WHAT YOU SHOULD DO -
Skip the pictures and repeat each line of the data exactly.

EXTRACTED INFORMATION -
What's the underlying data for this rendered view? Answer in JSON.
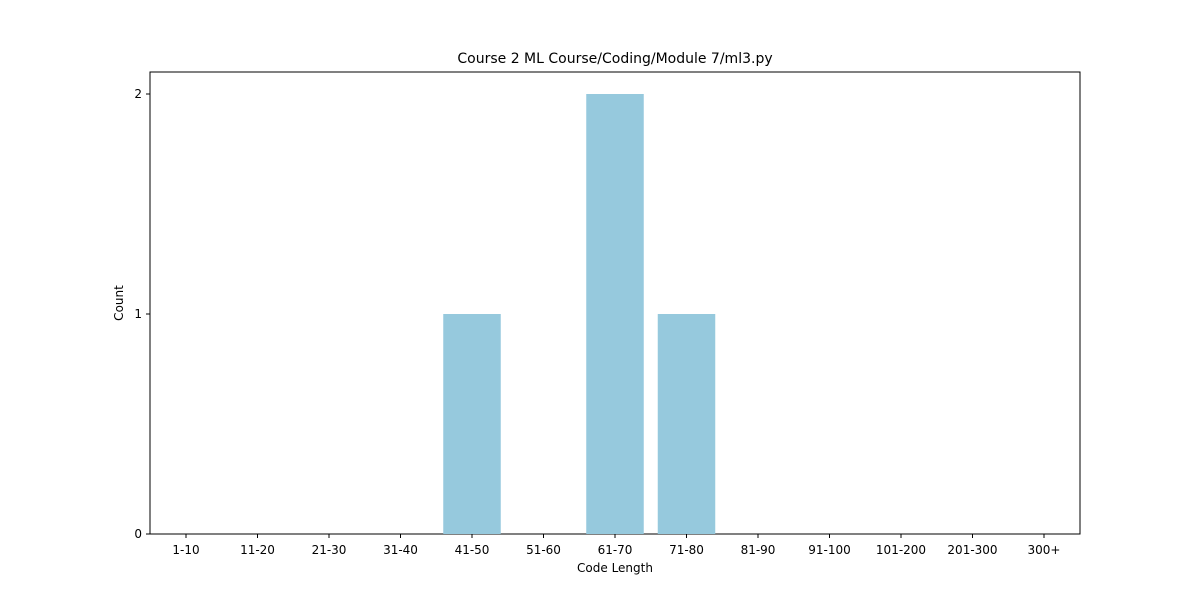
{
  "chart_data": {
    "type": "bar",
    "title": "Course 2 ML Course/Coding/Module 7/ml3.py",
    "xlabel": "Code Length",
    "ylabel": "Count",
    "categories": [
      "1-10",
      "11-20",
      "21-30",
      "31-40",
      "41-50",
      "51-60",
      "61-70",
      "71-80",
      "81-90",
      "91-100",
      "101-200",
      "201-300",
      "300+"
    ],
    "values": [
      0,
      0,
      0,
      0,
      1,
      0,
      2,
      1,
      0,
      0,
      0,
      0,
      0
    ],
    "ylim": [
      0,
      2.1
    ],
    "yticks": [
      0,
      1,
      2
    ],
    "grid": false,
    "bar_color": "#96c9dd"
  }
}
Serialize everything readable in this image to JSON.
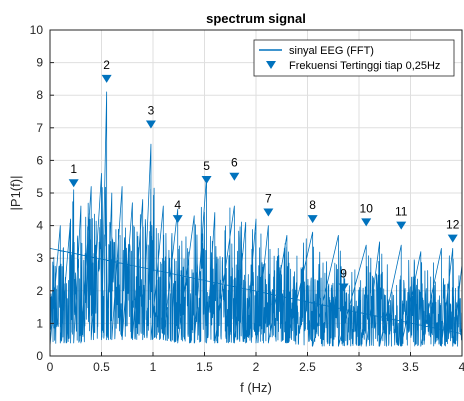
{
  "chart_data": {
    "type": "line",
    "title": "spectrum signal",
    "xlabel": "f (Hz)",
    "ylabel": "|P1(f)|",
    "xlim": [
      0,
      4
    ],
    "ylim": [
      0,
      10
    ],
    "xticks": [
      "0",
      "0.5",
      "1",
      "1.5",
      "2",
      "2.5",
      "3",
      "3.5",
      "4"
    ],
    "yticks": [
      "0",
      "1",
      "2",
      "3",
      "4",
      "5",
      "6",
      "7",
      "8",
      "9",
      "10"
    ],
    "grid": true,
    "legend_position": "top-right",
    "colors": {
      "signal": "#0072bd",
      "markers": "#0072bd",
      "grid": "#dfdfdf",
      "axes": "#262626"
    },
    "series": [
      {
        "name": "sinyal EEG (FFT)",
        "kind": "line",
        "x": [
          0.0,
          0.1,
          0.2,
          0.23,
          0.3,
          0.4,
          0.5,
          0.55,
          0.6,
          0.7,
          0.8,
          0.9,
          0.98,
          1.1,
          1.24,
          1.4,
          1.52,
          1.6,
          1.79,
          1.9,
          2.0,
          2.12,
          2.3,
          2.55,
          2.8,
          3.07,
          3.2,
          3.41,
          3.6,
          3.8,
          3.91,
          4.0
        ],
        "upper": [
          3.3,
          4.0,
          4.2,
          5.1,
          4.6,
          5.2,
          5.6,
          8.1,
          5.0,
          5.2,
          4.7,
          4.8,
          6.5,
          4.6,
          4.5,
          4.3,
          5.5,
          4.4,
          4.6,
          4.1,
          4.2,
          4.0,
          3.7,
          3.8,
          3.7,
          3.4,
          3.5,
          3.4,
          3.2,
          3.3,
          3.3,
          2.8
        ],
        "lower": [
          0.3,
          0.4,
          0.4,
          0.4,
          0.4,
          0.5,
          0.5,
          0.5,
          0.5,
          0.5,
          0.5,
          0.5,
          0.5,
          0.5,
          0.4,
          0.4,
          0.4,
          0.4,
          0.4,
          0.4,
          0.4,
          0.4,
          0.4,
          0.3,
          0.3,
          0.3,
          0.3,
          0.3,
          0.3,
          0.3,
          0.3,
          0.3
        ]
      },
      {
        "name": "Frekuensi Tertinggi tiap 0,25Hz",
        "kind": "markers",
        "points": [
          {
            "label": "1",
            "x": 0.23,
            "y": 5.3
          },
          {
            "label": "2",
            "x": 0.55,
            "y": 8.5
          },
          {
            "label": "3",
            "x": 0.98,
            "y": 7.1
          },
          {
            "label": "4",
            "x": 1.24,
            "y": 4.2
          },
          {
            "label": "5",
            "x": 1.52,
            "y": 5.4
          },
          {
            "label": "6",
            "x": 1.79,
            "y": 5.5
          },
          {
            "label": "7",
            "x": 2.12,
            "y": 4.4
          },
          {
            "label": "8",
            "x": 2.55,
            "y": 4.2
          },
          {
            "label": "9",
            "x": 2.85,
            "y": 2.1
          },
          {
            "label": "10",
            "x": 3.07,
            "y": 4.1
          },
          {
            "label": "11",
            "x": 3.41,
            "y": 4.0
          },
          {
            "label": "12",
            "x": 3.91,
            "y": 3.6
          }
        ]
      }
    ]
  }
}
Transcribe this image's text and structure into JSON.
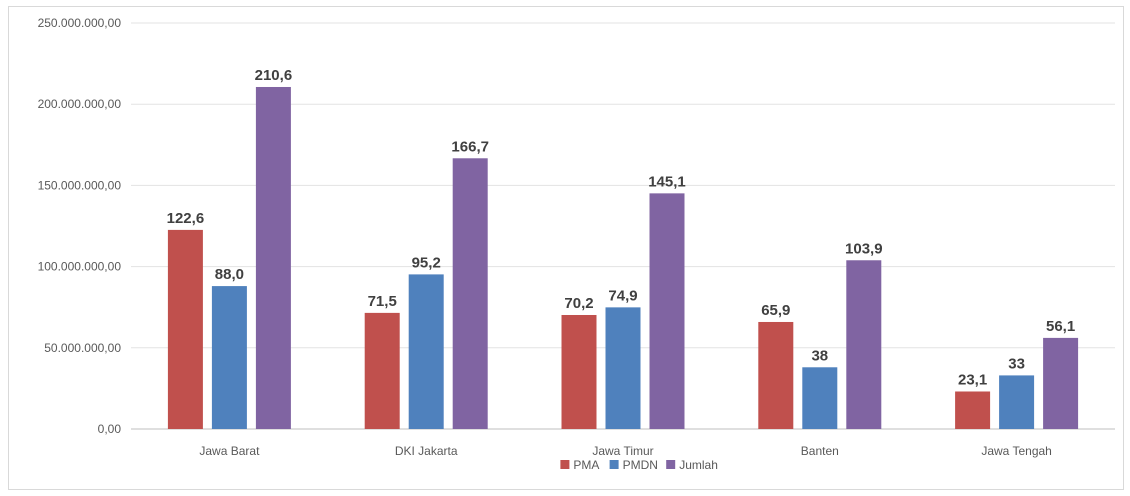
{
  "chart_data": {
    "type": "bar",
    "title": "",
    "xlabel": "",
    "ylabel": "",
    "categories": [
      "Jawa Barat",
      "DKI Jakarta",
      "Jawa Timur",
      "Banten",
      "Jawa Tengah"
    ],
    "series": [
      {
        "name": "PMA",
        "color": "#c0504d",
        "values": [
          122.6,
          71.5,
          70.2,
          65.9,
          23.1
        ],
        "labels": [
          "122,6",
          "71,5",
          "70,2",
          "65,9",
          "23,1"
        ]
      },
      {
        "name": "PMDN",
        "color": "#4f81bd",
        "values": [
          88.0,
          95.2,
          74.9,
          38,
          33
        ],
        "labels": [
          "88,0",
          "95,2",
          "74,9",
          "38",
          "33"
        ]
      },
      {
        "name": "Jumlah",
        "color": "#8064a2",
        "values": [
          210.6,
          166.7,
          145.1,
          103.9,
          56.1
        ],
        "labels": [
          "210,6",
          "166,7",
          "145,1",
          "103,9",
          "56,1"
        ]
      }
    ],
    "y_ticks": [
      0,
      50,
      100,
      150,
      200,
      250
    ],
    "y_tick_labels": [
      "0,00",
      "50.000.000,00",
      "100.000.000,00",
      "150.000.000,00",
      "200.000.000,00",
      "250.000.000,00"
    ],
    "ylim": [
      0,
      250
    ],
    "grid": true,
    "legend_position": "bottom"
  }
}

RESPONSE BELOW -
What's the underlying data for this rendered view? Answer in JSON.
{
  "chart_data": {
    "type": "bar",
    "title": "Course 2 ML Course/Coding/Module 7/ml3.py",
    "xlabel": "Code Length",
    "ylabel": "Count",
    "categories": [
      "1-10",
      "11-20",
      "21-30",
      "31-40",
      "41-50",
      "51-60",
      "61-70",
      "71-80",
      "81-90",
      "91-100",
      "101-200",
      "201-300",
      "300+"
    ],
    "values": [
      0,
      0,
      0,
      0,
      1,
      0,
      2,
      1,
      0,
      0,
      0,
      0,
      0
    ],
    "ylim": [
      0,
      2.1
    ],
    "yticks": [
      0,
      1,
      2
    ],
    "grid": false,
    "bar_color": "#96c9dd"
  }
}
Serialize everything readable in this image to JSON.
{
  "chart_data": {
    "type": "line",
    "title": "spectrum signal",
    "xlabel": "f (Hz)",
    "ylabel": "|P1(f)|",
    "xlim": [
      0,
      4
    ],
    "ylim": [
      0,
      10
    ],
    "xticks": [
      "0",
      "0.5",
      "1",
      "1.5",
      "2",
      "2.5",
      "3",
      "3.5",
      "4"
    ],
    "yticks": [
      "0",
      "1",
      "2",
      "3",
      "4",
      "5",
      "6",
      "7",
      "8",
      "9",
      "10"
    ],
    "grid": true,
    "legend_position": "top-right",
    "colors": {
      "signal": "#0072bd",
      "markers": "#0072bd",
      "grid": "#dfdfdf",
      "axes": "#262626"
    },
    "series": [
      {
        "name": "sinyal EEG (FFT)",
        "kind": "line",
        "x": [
          0.0,
          0.1,
          0.2,
          0.23,
          0.3,
          0.4,
          0.5,
          0.55,
          0.6,
          0.7,
          0.8,
          0.9,
          0.98,
          1.1,
          1.24,
          1.4,
          1.52,
          1.6,
          1.79,
          1.9,
          2.0,
          2.12,
          2.3,
          2.55,
          2.8,
          3.07,
          3.2,
          3.41,
          3.6,
          3.8,
          3.91,
          4.0
        ],
        "upper": [
          3.3,
          4.0,
          4.2,
          5.1,
          4.6,
          5.2,
          5.6,
          8.1,
          5.0,
          5.2,
          4.7,
          4.8,
          6.5,
          4.6,
          4.5,
          4.3,
          5.5,
          4.4,
          4.6,
          4.1,
          4.2,
          4.0,
          3.7,
          3.8,
          3.7,
          3.4,
          3.5,
          3.4,
          3.2,
          3.3,
          3.3,
          2.8
        ],
        "lower": [
          0.3,
          0.4,
          0.4,
          0.4,
          0.4,
          0.5,
          0.5,
          0.5,
          0.5,
          0.5,
          0.5,
          0.5,
          0.5,
          0.5,
          0.4,
          0.4,
          0.4,
          0.4,
          0.4,
          0.4,
          0.4,
          0.4,
          0.4,
          0.3,
          0.3,
          0.3,
          0.3,
          0.3,
          0.3,
          0.3,
          0.3,
          0.3
        ]
      },
      {
        "name": "Frekuensi Tertinggi tiap 0,25Hz",
        "kind": "markers",
        "points": [
          {
            "label": "1",
            "x": 0.23,
            "y": 5.3
          },
          {
            "label": "2",
            "x": 0.55,
            "y": 8.5
          },
          {
            "label": "3",
            "x": 0.98,
            "y": 7.1
          },
          {
            "label": "4",
            "x": 1.24,
            "y": 4.2
          },
          {
            "label": "5",
            "x": 1.52,
            "y": 5.4
          },
          {
            "label": "6",
            "x": 1.79,
            "y": 5.5
          },
          {
            "label": "7",
            "x": 2.12,
            "y": 4.4
          },
          {
            "label": "8",
            "x": 2.55,
            "y": 4.2
          },
          {
            "label": "9",
            "x": 2.85,
            "y": 2.1
          },
          {
            "label": "10",
            "x": 3.07,
            "y": 4.1
          },
          {
            "label": "11",
            "x": 3.41,
            "y": 4.0
          },
          {
            "label": "12",
            "x": 3.91,
            "y": 3.6
          }
        ]
      }
    ]
  }
}
Transcribe this image's text and structure into JSON.
{
  "chart_data": {
    "type": "bar",
    "title": "",
    "xlabel": "",
    "ylabel": "",
    "categories": [
      "Jawa Barat",
      "DKI Jakarta",
      "Jawa Timur",
      "Banten",
      "Jawa Tengah"
    ],
    "series": [
      {
        "name": "PMA",
        "color": "#c0504d",
        "values": [
          122.6,
          71.5,
          70.2,
          65.9,
          23.1
        ],
        "labels": [
          "122,6",
          "71,5",
          "70,2",
          "65,9",
          "23,1"
        ]
      },
      {
        "name": "PMDN",
        "color": "#4f81bd",
        "values": [
          88.0,
          95.2,
          74.9,
          38,
          33
        ],
        "labels": [
          "88,0",
          "95,2",
          "74,9",
          "38",
          "33"
        ]
      },
      {
        "name": "Jumlah",
        "color": "#8064a2",
        "values": [
          210.6,
          166.7,
          145.1,
          103.9,
          56.1
        ],
        "labels": [
          "210,6",
          "166,7",
          "145,1",
          "103,9",
          "56,1"
        ]
      }
    ],
    "y_ticks": [
      0,
      50,
      100,
      150,
      200,
      250
    ],
    "y_tick_labels": [
      "0,00",
      "50.000.000,00",
      "100.000.000,00",
      "150.000.000,00",
      "200.000.000,00",
      "250.000.000,00"
    ],
    "ylim": [
      0,
      250
    ],
    "grid": true,
    "legend_position": "bottom"
  }
}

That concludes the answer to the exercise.